_Boxed element entries_:
•••••
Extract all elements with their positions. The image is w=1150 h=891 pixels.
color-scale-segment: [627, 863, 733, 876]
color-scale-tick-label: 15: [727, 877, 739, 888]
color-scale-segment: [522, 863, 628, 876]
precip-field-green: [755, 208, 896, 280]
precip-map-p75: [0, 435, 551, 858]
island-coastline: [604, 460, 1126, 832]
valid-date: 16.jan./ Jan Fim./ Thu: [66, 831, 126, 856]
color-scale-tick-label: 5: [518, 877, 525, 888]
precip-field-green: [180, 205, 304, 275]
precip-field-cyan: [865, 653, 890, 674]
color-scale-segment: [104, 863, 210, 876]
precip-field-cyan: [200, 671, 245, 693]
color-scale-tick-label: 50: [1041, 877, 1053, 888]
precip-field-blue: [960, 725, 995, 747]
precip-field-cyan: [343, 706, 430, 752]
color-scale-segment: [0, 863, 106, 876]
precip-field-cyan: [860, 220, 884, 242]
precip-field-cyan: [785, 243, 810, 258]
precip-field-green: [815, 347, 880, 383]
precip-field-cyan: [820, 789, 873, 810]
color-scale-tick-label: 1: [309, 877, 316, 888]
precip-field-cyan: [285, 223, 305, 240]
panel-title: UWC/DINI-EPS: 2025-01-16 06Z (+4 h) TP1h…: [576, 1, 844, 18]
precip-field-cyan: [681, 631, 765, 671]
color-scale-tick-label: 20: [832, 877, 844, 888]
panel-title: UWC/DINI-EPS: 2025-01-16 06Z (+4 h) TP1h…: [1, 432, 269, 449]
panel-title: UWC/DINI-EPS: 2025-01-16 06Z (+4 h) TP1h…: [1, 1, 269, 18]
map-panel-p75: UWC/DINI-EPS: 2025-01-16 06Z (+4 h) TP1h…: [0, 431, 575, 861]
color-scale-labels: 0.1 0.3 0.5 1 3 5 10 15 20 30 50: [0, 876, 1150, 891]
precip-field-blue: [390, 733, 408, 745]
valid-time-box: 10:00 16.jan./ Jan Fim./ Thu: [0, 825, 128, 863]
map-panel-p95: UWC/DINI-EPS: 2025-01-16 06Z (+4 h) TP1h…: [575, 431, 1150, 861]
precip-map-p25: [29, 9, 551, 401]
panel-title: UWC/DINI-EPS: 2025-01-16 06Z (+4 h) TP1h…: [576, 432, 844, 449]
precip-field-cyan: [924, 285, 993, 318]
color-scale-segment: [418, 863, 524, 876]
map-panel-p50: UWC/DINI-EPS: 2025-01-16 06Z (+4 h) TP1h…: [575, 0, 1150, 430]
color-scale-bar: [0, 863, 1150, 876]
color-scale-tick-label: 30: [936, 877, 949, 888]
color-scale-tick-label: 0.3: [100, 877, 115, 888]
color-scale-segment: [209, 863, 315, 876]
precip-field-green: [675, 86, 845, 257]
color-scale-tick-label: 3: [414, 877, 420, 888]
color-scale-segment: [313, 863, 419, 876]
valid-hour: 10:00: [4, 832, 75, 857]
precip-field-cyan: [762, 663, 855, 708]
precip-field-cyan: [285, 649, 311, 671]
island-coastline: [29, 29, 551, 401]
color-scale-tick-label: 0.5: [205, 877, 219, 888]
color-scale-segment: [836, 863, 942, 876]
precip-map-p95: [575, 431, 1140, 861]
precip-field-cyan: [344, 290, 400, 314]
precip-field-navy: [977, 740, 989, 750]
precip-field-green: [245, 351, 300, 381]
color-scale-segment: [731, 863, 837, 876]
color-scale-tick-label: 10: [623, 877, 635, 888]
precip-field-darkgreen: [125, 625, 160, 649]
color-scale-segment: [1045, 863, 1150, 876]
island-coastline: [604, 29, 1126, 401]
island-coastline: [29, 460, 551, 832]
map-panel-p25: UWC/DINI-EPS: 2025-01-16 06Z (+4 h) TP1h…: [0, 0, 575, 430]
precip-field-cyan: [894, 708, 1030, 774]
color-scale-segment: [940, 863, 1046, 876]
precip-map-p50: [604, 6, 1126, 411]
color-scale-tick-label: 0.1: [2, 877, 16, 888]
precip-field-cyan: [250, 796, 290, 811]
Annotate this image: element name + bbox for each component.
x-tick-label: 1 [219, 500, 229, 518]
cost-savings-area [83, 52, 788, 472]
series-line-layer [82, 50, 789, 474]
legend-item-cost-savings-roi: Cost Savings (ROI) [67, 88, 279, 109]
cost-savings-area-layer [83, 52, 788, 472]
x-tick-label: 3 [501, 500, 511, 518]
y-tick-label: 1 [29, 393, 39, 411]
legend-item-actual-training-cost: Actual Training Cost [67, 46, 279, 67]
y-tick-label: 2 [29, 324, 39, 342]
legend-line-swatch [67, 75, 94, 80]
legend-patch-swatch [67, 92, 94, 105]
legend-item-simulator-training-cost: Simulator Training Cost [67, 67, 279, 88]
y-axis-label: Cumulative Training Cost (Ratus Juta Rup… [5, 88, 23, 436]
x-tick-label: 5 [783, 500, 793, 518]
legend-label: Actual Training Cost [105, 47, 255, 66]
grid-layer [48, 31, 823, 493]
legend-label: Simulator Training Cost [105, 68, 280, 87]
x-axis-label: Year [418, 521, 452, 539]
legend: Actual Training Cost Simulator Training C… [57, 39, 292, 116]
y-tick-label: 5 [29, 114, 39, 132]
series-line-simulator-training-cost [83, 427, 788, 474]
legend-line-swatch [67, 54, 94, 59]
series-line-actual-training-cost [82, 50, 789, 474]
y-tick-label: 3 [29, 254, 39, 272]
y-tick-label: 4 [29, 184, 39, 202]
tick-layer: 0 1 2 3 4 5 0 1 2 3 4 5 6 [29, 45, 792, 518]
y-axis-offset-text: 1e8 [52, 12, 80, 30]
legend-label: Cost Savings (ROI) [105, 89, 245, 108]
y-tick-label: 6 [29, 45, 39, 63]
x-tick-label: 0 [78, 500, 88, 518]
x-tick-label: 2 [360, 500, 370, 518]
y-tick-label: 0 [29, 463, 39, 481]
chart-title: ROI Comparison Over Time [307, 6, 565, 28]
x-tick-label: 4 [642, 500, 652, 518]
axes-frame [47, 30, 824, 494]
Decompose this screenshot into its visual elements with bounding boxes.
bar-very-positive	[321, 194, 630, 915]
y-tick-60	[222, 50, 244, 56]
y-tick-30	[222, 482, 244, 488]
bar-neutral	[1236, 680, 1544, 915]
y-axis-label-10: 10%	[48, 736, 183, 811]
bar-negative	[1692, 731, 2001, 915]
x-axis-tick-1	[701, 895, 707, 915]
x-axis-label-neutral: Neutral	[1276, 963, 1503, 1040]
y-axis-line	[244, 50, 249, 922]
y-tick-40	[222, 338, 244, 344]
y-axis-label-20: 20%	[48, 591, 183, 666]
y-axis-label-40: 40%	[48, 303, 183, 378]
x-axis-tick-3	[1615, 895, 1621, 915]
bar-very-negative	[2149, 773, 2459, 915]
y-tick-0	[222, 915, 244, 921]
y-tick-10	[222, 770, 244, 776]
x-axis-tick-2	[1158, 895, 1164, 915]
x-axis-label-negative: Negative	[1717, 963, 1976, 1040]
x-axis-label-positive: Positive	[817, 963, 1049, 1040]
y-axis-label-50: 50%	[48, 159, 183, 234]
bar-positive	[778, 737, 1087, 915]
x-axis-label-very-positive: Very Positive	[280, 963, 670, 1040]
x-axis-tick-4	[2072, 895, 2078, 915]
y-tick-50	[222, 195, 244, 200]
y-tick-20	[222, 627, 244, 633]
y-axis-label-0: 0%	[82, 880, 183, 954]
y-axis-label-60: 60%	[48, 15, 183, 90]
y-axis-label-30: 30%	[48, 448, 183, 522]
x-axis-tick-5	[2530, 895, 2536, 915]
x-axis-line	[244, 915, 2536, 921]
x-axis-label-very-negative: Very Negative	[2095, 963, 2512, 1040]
•••••
_Brief_: Copy out the entries word for word, from the very start through the line that contains "color-scale-segment: [104, 863, 210, 876]".

_Written answer_:
Extract all elements with their positions. The image is w=1150 h=891 pixels.
color-scale-segment: [627, 863, 733, 876]
color-scale-tick-label: 15: [727, 877, 739, 888]
color-scale-segment: [522, 863, 628, 876]
precip-field-green: [755, 208, 896, 280]
precip-map-p75: [0, 435, 551, 858]
island-coastline: [604, 460, 1126, 832]
valid-date: 16.jan./ Jan Fim./ Thu: [66, 831, 126, 856]
color-scale-tick-label: 5: [518, 877, 525, 888]
precip-field-green: [180, 205, 304, 275]
precip-field-cyan: [865, 653, 890, 674]
color-scale-segment: [104, 863, 210, 876]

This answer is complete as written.